#### WHAT TO DO:
Repeat each entry as written, dropping any picture you find.

[Start TASK DATA]

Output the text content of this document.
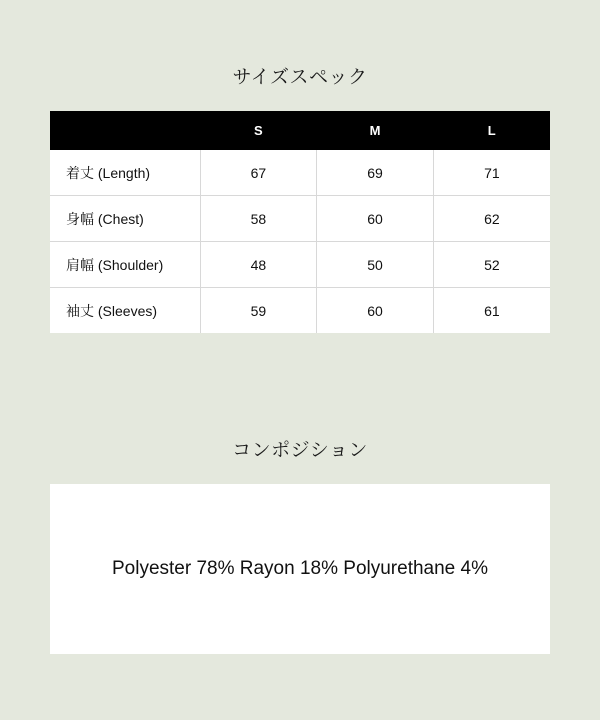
サイズスペック
	S	M	L
着丈 (Length)	67	69	71
身幅 (Chest)	58	60	62
肩幅 (Shoulder)	48	50	52
袖丈 (Sleeves)	59	60	61
コンポジション
Polyester 78% Rayon 18% Polyurethane 4%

[End TASK DATA]

#### REPLY:
Output the text content of this document.
サイズスペック
	S	M	L
着丈 (Length)	67	69	71
身幅 (Chest)	58	60	62
肩幅 (Shoulder)	48	50	52
袖丈 (Sleeves)	59	60	61
コンポジション
Polyester 78% Rayon 18% Polyurethane 4%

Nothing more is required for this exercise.